■ Source data ■

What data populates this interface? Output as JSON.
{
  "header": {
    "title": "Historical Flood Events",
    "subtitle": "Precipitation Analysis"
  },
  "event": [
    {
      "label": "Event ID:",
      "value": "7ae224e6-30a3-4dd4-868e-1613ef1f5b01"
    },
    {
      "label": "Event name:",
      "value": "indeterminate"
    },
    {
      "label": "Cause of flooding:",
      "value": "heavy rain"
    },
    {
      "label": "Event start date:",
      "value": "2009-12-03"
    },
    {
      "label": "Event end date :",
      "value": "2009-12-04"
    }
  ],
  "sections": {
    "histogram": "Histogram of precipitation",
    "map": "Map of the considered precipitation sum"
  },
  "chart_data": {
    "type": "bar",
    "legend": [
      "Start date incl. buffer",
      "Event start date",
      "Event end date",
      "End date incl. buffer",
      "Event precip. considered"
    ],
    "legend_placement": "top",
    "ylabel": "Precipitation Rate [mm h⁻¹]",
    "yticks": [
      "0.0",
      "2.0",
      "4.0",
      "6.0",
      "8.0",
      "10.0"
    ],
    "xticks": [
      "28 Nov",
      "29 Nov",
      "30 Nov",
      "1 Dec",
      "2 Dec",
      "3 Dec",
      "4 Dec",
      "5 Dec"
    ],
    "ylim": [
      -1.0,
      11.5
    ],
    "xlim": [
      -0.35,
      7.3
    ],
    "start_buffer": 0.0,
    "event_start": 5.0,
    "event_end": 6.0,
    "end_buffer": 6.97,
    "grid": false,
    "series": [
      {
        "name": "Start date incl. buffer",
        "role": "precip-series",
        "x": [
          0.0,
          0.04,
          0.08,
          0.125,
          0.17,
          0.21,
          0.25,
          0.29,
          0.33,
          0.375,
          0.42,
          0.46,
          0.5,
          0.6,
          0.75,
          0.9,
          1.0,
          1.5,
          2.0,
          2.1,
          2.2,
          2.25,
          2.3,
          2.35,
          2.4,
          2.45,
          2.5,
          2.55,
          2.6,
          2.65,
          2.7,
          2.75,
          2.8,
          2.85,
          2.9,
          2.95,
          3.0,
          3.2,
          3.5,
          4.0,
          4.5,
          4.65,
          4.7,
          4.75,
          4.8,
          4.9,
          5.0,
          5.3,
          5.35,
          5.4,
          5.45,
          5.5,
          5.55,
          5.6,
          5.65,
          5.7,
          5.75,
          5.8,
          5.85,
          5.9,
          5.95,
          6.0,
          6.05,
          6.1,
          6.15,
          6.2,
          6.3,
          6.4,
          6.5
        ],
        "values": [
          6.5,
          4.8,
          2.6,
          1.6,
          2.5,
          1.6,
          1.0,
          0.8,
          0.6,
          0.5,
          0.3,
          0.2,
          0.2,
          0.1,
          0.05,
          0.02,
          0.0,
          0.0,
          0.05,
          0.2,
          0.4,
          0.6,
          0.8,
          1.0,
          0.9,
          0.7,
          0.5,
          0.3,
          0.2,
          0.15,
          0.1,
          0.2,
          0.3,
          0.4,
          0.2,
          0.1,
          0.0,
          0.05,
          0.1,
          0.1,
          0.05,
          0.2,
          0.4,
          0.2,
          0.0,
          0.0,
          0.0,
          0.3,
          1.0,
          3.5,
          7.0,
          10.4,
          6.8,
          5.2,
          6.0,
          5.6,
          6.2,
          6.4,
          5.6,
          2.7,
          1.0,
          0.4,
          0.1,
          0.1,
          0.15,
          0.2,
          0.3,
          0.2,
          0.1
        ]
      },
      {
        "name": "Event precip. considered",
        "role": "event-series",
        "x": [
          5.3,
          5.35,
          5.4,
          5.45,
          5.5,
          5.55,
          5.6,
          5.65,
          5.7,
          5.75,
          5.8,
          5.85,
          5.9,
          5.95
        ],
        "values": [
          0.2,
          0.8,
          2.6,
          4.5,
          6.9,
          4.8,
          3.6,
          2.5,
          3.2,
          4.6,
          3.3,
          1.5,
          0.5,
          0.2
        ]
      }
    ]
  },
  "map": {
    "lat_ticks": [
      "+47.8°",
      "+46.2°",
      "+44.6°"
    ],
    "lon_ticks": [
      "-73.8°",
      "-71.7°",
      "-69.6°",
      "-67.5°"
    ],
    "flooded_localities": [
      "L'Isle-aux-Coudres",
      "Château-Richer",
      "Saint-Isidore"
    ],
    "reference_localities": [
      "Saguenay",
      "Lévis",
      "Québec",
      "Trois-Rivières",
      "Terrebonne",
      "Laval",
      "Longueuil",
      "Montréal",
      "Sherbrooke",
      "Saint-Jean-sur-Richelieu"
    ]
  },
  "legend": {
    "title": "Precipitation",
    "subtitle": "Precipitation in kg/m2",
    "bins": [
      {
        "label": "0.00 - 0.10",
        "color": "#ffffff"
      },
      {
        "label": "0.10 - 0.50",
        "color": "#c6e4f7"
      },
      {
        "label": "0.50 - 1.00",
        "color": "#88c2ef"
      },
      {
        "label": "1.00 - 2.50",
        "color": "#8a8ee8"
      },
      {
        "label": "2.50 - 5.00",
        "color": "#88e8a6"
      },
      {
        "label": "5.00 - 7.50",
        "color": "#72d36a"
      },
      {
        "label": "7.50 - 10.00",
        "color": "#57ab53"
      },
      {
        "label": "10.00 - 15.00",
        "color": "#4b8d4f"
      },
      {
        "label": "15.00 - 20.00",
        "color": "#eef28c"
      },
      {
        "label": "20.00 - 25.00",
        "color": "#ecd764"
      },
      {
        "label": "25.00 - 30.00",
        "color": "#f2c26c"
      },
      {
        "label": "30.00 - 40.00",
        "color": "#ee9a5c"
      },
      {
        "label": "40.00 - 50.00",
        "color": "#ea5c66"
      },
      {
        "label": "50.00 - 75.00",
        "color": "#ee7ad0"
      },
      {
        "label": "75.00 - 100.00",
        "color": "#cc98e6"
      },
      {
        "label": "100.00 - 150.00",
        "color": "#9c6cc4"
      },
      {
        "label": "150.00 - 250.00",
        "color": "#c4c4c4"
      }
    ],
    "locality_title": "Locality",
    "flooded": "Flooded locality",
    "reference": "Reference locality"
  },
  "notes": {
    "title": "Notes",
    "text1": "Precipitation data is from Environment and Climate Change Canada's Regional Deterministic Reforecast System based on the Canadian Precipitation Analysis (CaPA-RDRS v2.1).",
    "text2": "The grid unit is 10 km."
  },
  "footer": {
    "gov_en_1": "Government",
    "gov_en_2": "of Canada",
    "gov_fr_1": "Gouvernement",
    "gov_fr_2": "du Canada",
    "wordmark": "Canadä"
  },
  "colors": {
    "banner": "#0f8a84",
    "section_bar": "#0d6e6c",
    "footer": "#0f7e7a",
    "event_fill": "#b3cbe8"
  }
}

■ WHAT IS ASKED ■
In the lines above, find each one with "Analysis" and list it.

■ REPLY ■
    "subtitle": "Precipitation Analysis"
    "text1": "Precipitation data is from Environment and Climate Change Canada's Regional Deterministic Reforecast System based on the Canadian Precipitation Analysis (CaPA-RDRS v2.1).",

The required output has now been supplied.